(Extracted records)
****
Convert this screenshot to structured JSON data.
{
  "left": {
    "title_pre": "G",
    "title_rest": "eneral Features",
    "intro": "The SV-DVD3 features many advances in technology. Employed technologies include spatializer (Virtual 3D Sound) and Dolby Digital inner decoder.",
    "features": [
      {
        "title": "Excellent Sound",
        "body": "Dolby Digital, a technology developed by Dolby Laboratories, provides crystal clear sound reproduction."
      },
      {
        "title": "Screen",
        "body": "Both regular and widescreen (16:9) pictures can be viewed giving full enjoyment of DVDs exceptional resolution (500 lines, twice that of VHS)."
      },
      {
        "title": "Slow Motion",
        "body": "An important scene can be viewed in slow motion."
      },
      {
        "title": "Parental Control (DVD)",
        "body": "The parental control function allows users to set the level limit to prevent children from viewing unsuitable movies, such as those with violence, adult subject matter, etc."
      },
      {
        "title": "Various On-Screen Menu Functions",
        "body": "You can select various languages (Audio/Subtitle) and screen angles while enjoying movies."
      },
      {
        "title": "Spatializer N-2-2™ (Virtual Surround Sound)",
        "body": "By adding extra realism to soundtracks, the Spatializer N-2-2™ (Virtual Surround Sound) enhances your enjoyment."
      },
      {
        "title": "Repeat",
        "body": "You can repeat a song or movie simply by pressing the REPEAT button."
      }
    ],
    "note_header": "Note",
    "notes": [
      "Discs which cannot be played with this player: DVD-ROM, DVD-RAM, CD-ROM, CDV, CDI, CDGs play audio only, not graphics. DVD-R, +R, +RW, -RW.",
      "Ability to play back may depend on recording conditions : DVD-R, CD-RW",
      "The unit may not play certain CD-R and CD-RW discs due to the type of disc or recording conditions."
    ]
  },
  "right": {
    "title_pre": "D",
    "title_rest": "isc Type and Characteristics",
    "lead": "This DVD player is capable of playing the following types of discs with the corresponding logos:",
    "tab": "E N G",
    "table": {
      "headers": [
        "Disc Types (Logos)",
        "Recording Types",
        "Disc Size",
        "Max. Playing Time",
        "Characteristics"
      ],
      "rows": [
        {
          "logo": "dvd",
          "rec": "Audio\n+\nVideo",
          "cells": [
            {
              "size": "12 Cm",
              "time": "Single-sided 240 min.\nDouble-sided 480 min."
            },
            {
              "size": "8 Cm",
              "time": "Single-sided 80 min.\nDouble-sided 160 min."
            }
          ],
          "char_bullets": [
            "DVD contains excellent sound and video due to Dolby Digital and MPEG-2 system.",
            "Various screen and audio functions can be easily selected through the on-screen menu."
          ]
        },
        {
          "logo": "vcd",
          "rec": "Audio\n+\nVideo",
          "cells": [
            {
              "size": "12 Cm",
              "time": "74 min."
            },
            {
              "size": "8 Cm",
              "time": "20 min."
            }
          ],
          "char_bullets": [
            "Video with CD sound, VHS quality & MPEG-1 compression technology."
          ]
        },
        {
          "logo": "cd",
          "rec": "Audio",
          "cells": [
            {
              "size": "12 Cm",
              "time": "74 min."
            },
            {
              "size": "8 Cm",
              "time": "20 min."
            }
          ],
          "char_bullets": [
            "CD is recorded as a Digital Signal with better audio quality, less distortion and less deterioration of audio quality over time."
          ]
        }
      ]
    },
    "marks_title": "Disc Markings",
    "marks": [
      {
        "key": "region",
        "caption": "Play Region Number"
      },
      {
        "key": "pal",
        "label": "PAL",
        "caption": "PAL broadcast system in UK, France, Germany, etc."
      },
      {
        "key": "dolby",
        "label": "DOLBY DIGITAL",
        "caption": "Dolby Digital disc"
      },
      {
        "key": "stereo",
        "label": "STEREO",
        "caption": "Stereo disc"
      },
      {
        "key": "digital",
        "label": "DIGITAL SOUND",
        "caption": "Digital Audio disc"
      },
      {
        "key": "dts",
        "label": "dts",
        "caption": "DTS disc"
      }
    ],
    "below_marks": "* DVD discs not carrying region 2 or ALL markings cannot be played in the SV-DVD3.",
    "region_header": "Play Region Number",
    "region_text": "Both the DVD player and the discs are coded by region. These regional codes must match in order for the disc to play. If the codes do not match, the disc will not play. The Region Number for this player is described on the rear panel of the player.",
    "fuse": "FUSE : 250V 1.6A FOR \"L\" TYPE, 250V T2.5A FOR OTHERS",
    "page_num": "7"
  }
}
****
▶ _Work to be completed_
Each line containing "system" counts once; state the total number of such lines and nothing else.

▶ _Full answer_
2